=== EXCERPT PROVIDED ===
___

Mihirakula

Alkhan king of kings · reigning c. 515 – 537 CE · son of Toramana

Mihirakula — Sanskrit Mihirakula (“given by the sun”; Mihir = the Iranian sun-god Mithra, from Kanishka-period coinage; kula = “given”); Greek Gollas in Cosmas Indicopleustes; Vajrayana Hakarakhya; later Sanskrit Mihiragula — is the most controversial of the Alkhan kings. The Indian record condemns him; the Iranian and Buddhist records remember him as a temple builder. The truth, as so often, is more layered than either side will admit.

The contemporaneous record

Cosmas Indicopleustes, writing c. 530 CE in his Christian Topography, names “Gollas” as a powerful king ruling India and the Hindu Kush. The Korean monk Songyun, traveling through Gandhara in 520 CE, met the king at his court and recorded the title tegin. Mihirakula’s coinage, struck on the Sassanian model, gives him the legend Jayatu Mihirakula (“victorious is Mihirakula”). His two named foundations — the Mihireshvara sanctuary and the city Mihirapura — are reflected in the modern place-name Mehrauli (“Mihira-vali”) in Delhi.

___

=== WRITTEN TASK 1 ===
In the rows, edit the part that opens with the line containing "document-body xyxy=(229,145,1494,1799)" and closes with the line containing "body-paragraph-2: Temiryo‘l transportida": replace "xyxy" with "box" and leave all else unchanged. Give back only those lines.

=== DATASET ROWS ===
___

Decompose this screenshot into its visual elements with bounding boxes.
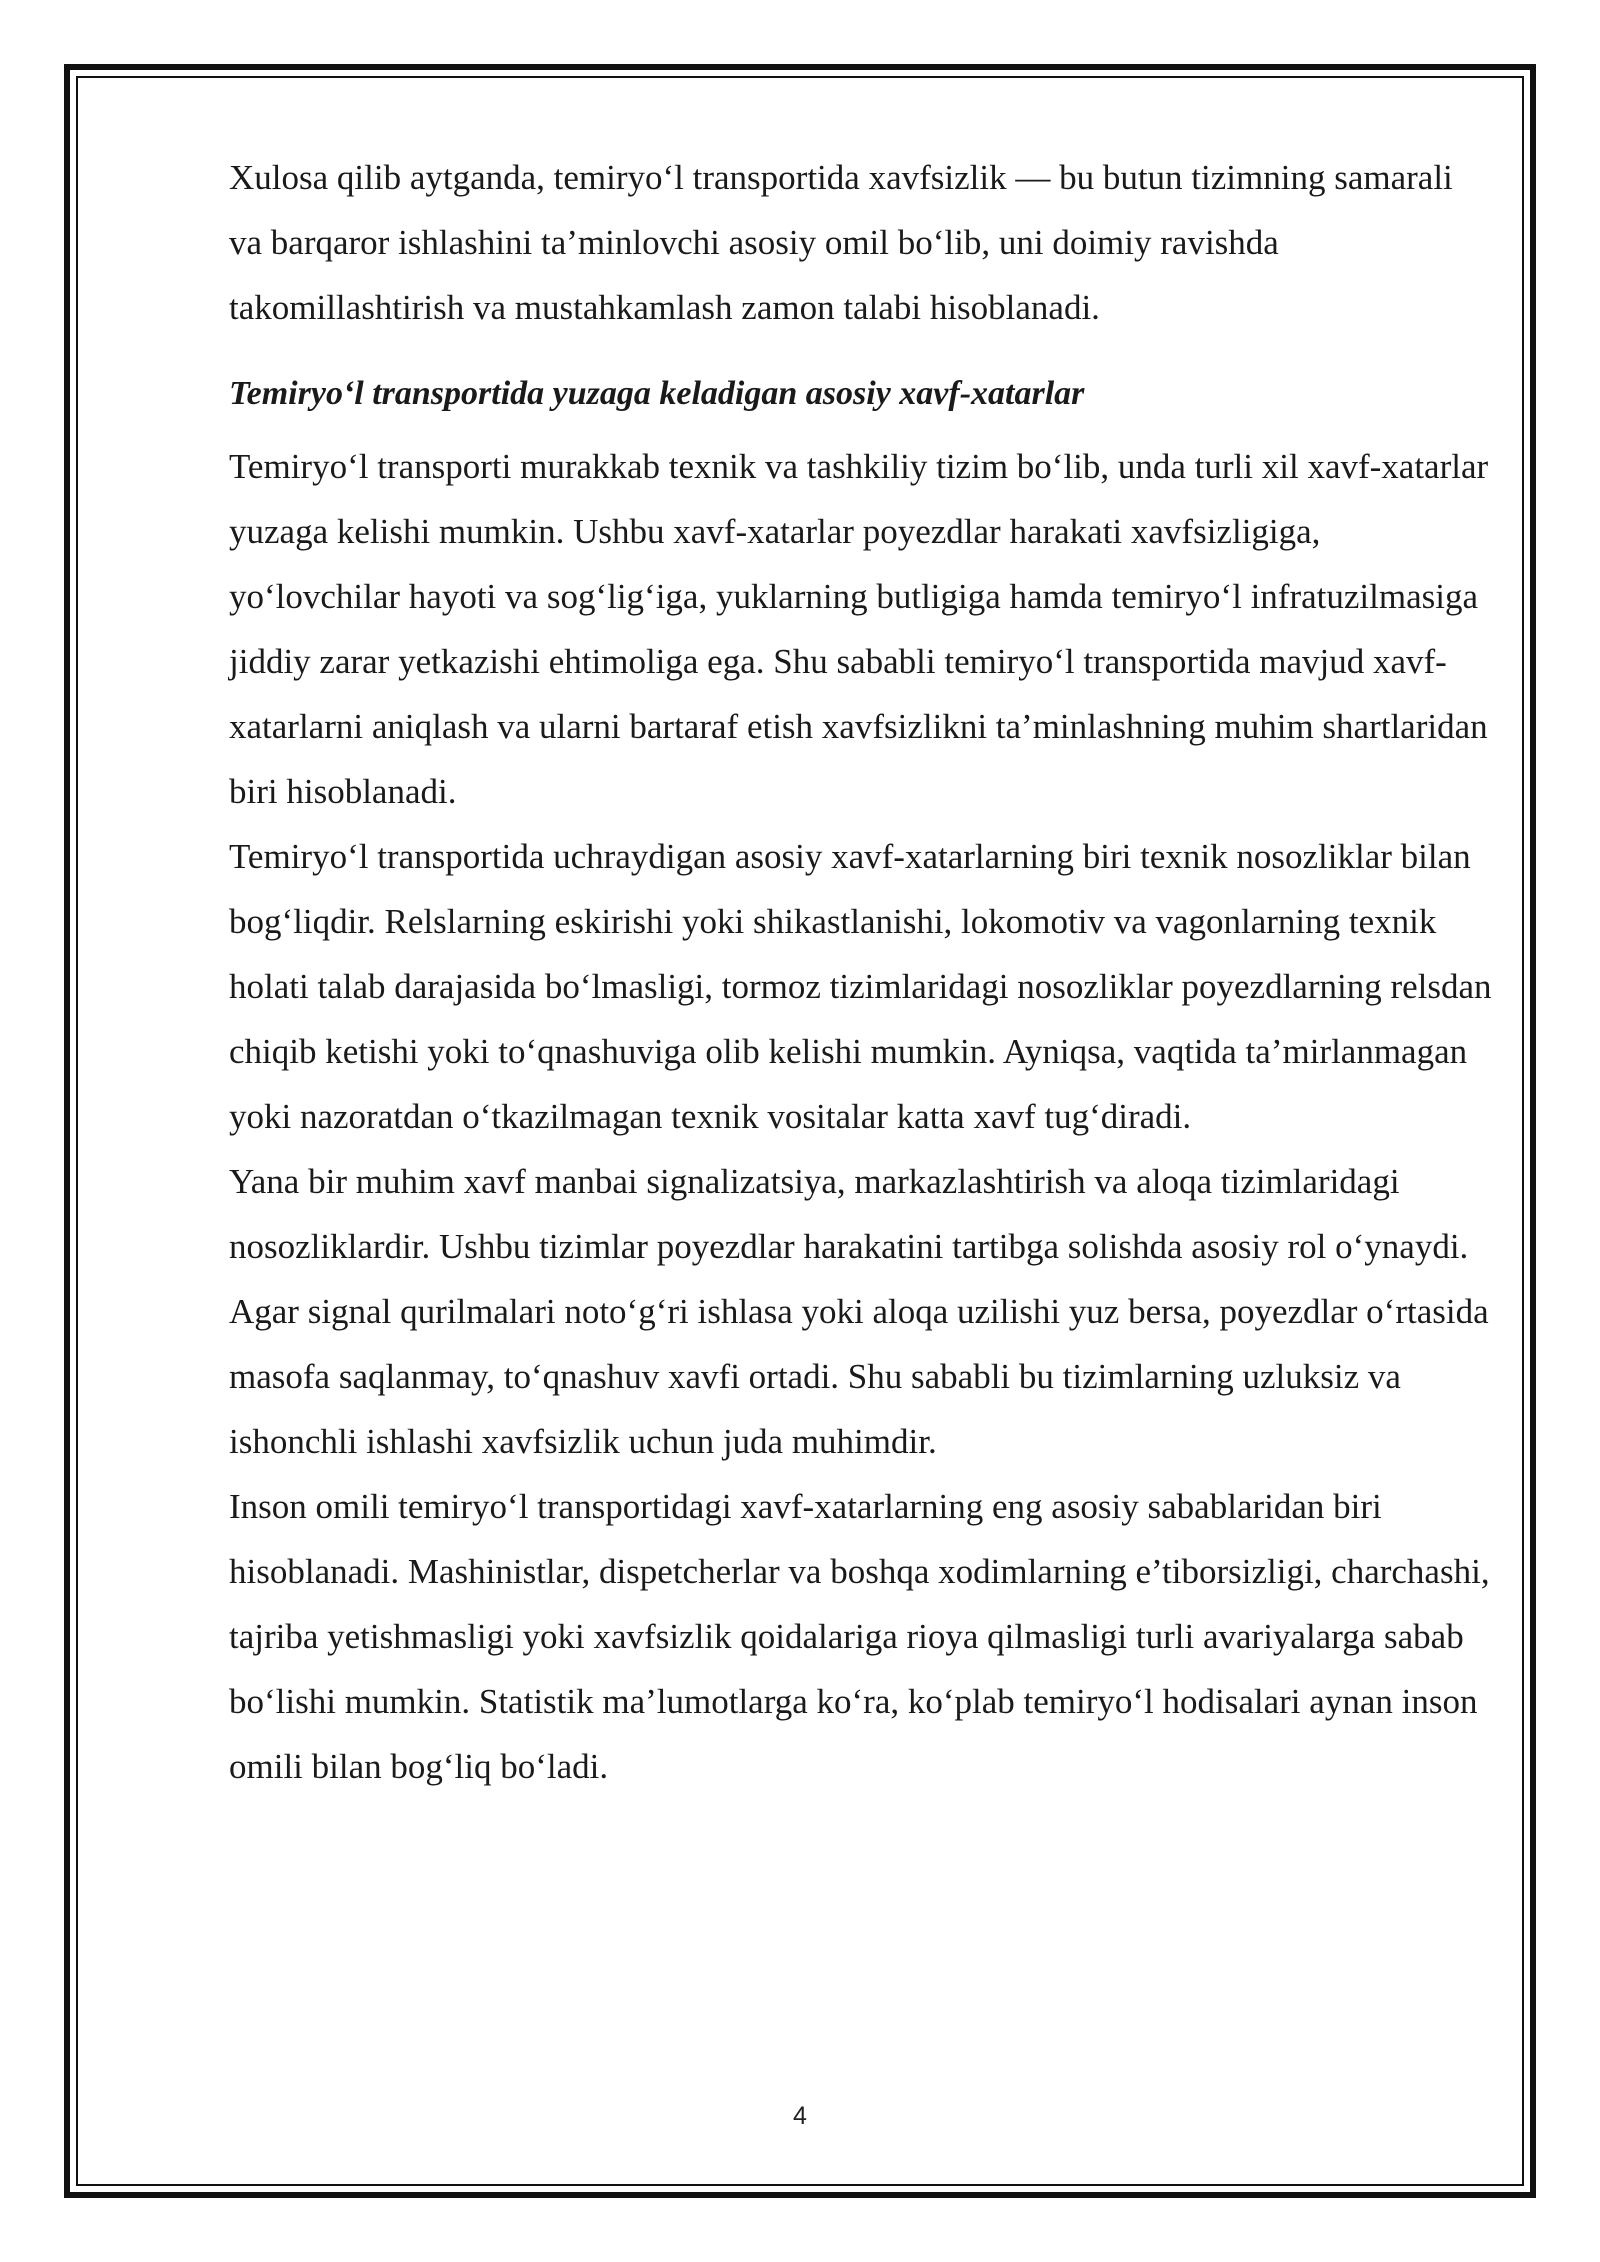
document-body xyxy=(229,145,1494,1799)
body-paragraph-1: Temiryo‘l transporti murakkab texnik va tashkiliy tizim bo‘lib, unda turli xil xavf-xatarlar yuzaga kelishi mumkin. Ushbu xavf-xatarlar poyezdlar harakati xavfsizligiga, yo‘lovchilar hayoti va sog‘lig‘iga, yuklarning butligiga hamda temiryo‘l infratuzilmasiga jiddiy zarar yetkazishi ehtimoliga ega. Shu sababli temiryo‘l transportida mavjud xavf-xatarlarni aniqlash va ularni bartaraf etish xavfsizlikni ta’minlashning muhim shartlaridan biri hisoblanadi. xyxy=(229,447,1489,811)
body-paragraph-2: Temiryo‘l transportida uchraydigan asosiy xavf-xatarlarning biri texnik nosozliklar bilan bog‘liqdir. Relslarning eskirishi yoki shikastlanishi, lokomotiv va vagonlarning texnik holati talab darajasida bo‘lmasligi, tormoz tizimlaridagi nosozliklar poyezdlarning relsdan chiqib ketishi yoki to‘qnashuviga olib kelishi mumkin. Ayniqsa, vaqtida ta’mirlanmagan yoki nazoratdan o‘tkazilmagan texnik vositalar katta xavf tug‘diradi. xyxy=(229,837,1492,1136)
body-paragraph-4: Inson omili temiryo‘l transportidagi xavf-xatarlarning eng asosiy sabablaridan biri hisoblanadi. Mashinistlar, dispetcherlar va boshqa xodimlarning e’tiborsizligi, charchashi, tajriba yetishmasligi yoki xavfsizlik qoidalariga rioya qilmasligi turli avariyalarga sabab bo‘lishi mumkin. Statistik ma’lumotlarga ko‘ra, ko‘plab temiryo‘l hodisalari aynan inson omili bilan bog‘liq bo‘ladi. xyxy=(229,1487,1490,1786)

___

=== WRITTEN TASK 2 ===
Reproduce the entire text on Mihirakula word for word.

=== WRITTEN SOLUTION 1 ===
document-body box=(229,145,1494,1799)
body-paragraph-1: Temiryo‘l transporti murakkab texnik va tashkiliy tizim bo‘lib, unda turli xil xavf-xatarlar yuzaga kelishi mumkin. Ushbu xavf-xatarlar poyezdlar harakati xavfsizligiga, yo‘lovchilar hayoti va sog‘lig‘iga, yuklarning butligiga hamda temiryo‘l infratuzilmasiga jiddiy zarar yetkazishi ehtimoliga ega. Shu sababli temiryo‘l transportida mavjud xavf-xatarlarni aniqlash va ularni bartaraf etish xavfsizlikni ta’minlashning muhim shartlaridan biri hisoblanadi. box=(229,447,1489,811)
body-paragraph-2: Temiryo‘l transportida uchraydigan asosiy xavf-xatarlarning biri texnik nosozliklar bilan bog‘liqdir. Relslarning eskirishi yoki shikastlanishi, lokomotiv va vagonlarning texnik holati talab darajasida bo‘lmasligi, tormoz tizimlaridagi nosozliklar poyezdlarning relsdan chiqib ketishi yoki to‘qnashuviga olib kelishi mumkin. Ayniqsa, vaqtida ta’mirlanmagan yoki nazoratdan o‘tkazilmagan texnik vositalar katta xavf tug‘diradi. box=(229,837,1492,1136)

=== WRITTEN SOLUTION 2 ===
Mihirakula

Alkhan king of kings · reigning c. 515 – 537 CE · son of Toramana

Mihirakula — Sanskrit Mihirakula (“given by the sun”; Mihir = the Iranian sun-god Mithra, from Kanishka-period coinage; kula = “given”); Greek Gollas in Cosmas Indicopleustes; Vajrayana Hakarakhya; later Sanskrit Mihiragula — is the most controversial of the Alkhan kings. The Indian record condemns him; the Iranian and Buddhist records remember him as a temple builder. The truth, as so often, is more layered than either side will admit.

The contemporaneous record

Cosmas Indicopleustes, writing c. 530 CE in his Christian Topography, names “Gollas” as a powerful king ruling India and the Hindu Kush. The Korean monk Songyun, traveling through Gandhara in 520 CE, met the king at his court and recorded the title tegin. Mihirakula’s coinage, struck on the Sassanian model, gives him the legend Jayatu Mihirakula (“victorious is Mihirakula”). His two named foundations — the Mihireshvara sanctuary and the city Mihirapura — are reflected in the modern place-name Mehrauli (“Mihira-vali”) in Delhi.